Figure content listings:

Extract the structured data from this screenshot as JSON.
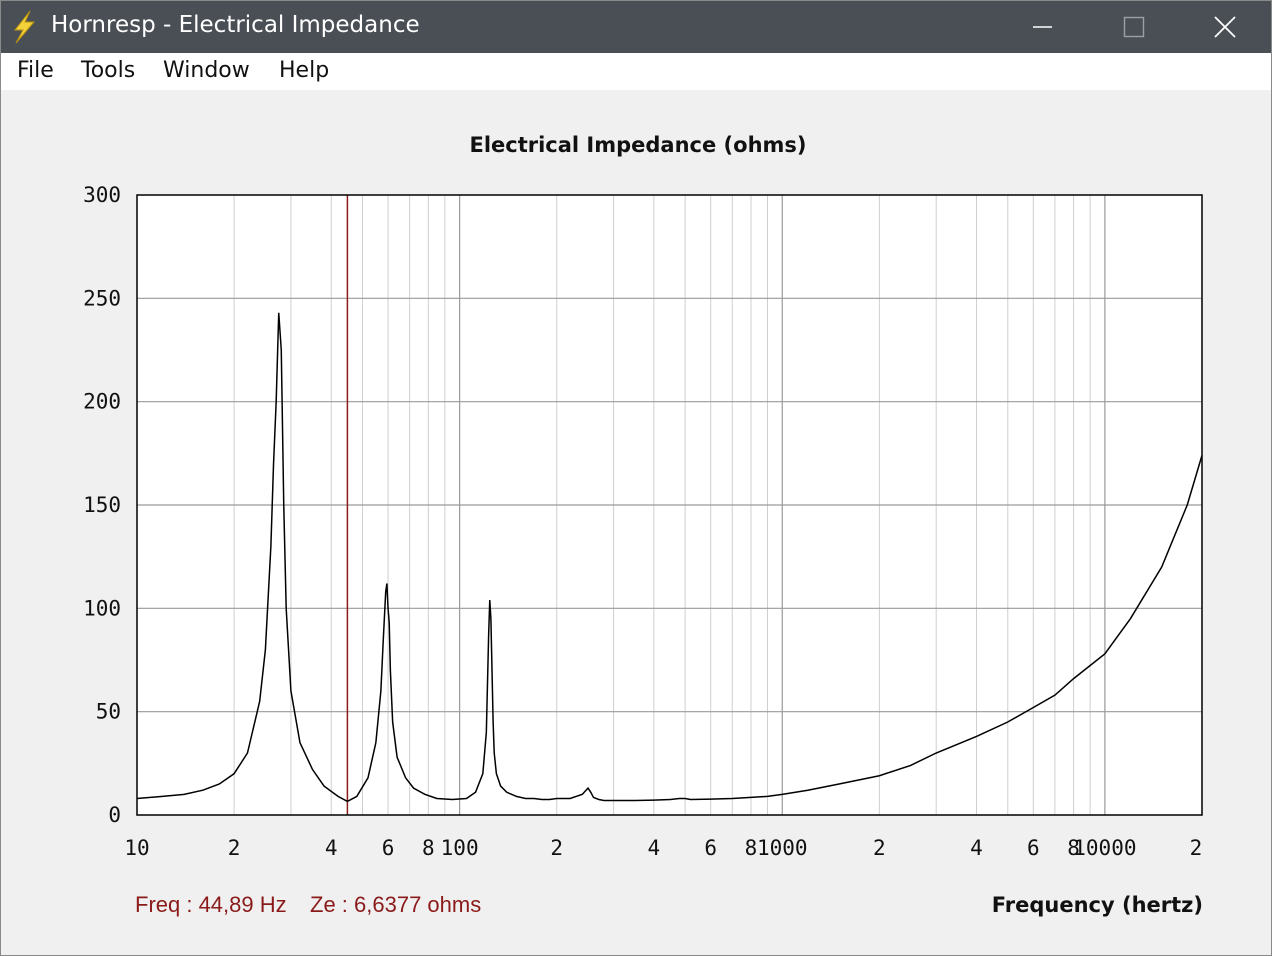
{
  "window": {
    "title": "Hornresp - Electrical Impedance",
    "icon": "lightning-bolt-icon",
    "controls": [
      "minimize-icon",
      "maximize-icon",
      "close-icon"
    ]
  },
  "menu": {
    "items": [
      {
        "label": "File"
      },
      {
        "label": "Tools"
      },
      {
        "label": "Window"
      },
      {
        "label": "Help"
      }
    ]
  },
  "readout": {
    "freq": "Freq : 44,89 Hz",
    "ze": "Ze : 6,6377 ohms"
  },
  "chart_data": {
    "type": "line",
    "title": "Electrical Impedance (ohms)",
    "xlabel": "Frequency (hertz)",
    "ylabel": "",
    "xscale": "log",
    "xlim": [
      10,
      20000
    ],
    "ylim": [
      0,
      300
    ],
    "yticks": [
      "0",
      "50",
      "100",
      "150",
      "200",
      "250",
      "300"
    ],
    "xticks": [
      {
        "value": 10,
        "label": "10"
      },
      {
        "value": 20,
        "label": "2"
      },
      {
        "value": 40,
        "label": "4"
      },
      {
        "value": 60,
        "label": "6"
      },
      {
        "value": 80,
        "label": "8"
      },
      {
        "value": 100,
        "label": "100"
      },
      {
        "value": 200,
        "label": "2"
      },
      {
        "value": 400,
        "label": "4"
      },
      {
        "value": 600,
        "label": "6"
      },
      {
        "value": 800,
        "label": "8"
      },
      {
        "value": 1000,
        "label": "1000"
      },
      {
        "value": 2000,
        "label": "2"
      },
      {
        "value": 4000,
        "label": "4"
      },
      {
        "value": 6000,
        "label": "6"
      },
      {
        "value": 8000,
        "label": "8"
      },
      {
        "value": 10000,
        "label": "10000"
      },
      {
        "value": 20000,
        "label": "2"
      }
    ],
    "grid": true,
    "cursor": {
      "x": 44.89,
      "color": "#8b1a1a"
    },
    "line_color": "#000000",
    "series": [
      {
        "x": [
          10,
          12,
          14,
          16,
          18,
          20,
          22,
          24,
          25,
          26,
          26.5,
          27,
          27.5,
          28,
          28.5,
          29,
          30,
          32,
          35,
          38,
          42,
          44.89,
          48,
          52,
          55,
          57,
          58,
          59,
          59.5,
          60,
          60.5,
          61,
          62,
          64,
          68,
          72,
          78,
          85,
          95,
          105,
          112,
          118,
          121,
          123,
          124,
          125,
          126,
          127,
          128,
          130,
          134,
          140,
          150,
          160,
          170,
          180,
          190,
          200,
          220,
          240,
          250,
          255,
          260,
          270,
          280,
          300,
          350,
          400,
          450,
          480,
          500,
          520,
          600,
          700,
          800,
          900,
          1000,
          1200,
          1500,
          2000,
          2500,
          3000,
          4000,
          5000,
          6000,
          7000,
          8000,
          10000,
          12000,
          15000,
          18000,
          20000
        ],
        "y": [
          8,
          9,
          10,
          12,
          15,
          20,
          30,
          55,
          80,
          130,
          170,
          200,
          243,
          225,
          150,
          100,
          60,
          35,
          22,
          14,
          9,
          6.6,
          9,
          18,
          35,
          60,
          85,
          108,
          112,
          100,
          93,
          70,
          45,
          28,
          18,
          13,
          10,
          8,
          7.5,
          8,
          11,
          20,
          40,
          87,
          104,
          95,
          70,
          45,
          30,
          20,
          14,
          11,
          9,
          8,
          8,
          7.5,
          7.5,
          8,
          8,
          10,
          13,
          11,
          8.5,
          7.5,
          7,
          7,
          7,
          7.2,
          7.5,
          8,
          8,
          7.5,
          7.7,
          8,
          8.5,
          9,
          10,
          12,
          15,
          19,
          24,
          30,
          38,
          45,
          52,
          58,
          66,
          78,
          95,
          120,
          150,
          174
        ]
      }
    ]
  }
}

...

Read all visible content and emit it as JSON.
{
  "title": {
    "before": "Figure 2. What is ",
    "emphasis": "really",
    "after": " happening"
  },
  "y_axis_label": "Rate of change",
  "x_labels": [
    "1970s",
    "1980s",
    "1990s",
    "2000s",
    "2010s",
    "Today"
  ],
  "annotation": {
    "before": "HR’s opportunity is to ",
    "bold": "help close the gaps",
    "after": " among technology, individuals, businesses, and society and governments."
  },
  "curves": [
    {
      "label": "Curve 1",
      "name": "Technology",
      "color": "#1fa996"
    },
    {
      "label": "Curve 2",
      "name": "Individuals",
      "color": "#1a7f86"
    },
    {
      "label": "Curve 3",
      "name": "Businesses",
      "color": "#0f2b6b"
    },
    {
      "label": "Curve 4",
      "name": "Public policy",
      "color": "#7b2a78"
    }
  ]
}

Stated exercise ::
Copy out each line that contains the word "JSON".

Problem solution ::
Extract the structured data from this screenshot as JSON.
Read all visible content and emit it as JSON.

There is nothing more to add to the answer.